What you should do ▸ Every line must be returned precisely as it is written.

>> BEGIN

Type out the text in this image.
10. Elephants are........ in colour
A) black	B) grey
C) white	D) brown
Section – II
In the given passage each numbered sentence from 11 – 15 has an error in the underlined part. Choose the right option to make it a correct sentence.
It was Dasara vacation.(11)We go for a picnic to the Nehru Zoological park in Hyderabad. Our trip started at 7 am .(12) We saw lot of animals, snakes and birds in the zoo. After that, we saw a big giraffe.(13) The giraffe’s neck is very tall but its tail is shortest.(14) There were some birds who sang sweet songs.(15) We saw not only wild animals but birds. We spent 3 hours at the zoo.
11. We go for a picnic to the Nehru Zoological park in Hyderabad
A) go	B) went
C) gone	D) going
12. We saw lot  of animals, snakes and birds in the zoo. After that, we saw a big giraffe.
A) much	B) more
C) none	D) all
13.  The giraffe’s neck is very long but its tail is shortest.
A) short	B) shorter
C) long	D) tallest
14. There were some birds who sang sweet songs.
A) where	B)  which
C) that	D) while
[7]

>> END

Correct response ▸
Type out the text in this image.
10. Elephants are........ in colour
A) black	B) grey
C) white	D) brown
Section – II
In the given passage each numbered sentence from 11 – 15 has an error in the underlined part. Choose the right option to make it a correct sentence.
It was Dasara vacation.(11)We go for a picnic to the Nehru Zoological park in Hyderabad. Our trip started at 7 am .(12) We saw lot of animals, snakes and birds in the zoo. After that, we saw a big giraffe.(13) The giraffe’s neck is very tall but its tail is shortest.(14) There were some birds who sang sweet songs.(15) We saw not only wild animals but birds. We spent 3 hours at the zoo.
11. We go for a picnic to the Nehru Zoological park in Hyderabad
A) go	B) went
C) gone	D) going
12. We saw lot  of animals, snakes and birds in the zoo. After that, we saw a big giraffe.
A) much	B) more
C) none	D) all
13.  The giraffe’s neck is very long but its tail is shortest.
A) short	B) shorter
C) long	D) tallest
14. There were some birds who sang sweet songs.
A) where	B)  which
C) that	D) while
[7]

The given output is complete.